**Task**. From the text below on Whitewater Arroyo virus and other North American arenaviruses, copy word for word the part that opens with the words containing "There have also" and closes with "causes human disease.".

**Exercise text**.
- Opening Delimiter -

Whitewater Arroyo virus and other isolates from North America
The 1993 hantavirus outbreak in the ‘Four Corners’ region of the USA stimulated extensive studies of feral rodent populations in order to measure the extent of Sin Nombre virus distribution and the corresponding risk to rural inhabitants. During one such study, an unusually high level of arenavirus antibodies was detected among trapped pack rats (Neotoma spp) found in the Whitewater Arroyo of New Mexico (Kosey et al. 1996), similar findings were reported by Fulhorst and collaborators (1996) from trapped White-throated Woodrats (N.albigula). Fulhorst and colleagues showed that this new arenavirus can be passed through the urine and thus could pose a threat if excreted in recreational areas and around isolated households. Members of the Neotoma family are ubiquitous throughout the south west USA and some evidence of human infection has been obtained from three female patients presenting with acute respiratory symptoms and non-specific febrile symptoms. All three of the latter patients died within 1–8 weeks of onset: although evidence of Whitewater Arroyo virus was obtained by PCR and by virus isolation in one case, the link between Whitewater Arroyo virus and human disease has yet to be conclusively proven.
There have also been further examples of arenavirus infection among feral rodents of the USA. Infectious virus was recovered from 5 of 27 examples of the Californian mouse Peromyscus calfornicus caught in the Santa Ana mountains close to the Bear Canyon trailhead. Catarina virus is another arenavirus associated with the southern plains woodrat, Neotoma micropus, found in southern Texas (Cajimat et al. 2007) but there is no evidence as yet that either of these newly discovered arenaviruses causes human disease.

- Closing Delimiter -

**Excerpted records**.
- Opening Delimiter -

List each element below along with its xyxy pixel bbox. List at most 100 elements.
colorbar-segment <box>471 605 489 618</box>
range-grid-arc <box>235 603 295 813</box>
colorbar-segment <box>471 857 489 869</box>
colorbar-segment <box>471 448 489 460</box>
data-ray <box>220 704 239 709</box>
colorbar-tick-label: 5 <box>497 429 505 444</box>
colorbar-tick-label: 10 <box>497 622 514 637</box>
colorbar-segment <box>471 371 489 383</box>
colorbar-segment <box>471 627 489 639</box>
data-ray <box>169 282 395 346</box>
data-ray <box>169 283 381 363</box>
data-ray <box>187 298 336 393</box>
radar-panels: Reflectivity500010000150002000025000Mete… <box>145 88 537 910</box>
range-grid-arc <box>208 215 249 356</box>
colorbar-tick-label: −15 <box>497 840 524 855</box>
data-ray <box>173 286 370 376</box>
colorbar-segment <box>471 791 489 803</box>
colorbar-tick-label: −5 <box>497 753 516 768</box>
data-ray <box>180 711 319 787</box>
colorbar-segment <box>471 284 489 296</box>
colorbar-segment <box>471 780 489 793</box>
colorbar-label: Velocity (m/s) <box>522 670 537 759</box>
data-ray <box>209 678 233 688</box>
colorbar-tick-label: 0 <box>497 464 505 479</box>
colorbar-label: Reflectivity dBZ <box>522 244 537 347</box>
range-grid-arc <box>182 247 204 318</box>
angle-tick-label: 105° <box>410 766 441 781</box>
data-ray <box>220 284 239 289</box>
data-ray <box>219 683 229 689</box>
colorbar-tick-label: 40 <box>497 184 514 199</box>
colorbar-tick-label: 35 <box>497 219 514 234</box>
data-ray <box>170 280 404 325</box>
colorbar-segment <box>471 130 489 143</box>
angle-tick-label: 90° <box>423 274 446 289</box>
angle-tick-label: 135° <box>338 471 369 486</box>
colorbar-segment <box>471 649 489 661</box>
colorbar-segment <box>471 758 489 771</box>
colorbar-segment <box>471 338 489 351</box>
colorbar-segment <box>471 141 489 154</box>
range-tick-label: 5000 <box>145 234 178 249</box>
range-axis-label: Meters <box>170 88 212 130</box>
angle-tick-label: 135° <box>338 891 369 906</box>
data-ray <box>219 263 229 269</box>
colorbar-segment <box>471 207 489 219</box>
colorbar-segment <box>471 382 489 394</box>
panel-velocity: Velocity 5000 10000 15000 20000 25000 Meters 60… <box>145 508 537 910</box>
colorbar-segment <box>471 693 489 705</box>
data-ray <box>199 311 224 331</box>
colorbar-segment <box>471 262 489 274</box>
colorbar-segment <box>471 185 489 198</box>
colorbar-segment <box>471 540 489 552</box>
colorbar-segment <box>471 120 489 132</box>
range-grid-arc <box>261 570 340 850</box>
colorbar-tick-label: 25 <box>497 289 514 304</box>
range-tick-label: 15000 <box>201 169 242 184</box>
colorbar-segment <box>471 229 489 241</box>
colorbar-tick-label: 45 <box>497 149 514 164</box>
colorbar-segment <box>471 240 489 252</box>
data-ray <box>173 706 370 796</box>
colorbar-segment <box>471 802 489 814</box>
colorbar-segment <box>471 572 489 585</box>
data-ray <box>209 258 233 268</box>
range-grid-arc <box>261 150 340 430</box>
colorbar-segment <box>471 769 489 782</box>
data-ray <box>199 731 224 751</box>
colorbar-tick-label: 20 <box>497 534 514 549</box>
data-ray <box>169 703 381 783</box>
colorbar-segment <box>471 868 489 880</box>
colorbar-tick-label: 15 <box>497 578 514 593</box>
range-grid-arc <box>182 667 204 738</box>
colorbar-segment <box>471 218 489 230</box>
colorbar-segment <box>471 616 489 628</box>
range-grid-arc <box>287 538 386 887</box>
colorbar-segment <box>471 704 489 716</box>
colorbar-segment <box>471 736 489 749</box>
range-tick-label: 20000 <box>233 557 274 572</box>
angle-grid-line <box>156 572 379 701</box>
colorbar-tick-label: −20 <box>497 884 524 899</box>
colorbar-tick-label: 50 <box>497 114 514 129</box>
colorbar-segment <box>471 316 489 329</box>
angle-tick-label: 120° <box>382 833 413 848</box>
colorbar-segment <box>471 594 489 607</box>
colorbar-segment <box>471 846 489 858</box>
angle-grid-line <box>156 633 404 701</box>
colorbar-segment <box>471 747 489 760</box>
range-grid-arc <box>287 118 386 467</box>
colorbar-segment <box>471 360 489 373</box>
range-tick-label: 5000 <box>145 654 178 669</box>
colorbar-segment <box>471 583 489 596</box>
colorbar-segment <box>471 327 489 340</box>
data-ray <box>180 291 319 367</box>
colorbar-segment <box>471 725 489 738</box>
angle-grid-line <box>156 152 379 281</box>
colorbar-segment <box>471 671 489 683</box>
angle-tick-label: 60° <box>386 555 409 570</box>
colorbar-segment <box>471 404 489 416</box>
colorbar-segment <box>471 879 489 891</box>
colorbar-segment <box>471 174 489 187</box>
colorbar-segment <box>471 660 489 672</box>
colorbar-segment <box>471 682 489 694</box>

- Closing Delimiter -

**Solution to this problem**.
There have also been further examples of arenavirus infection among feral rodents of the USA. Infectious virus was recovered from 5 of 27 examples of the Californian mouse Peromyscus calfornicus caught in the Santa Ana mountains close to the Bear Canyon trailhead. Catarina virus is another arenavirus associated with the southern plains woodrat, Neotoma micropus, found in southern Texas (Cajimat et al. 2007) but there is no evidence as yet that either of these newly discovered arenaviruses causes human disease.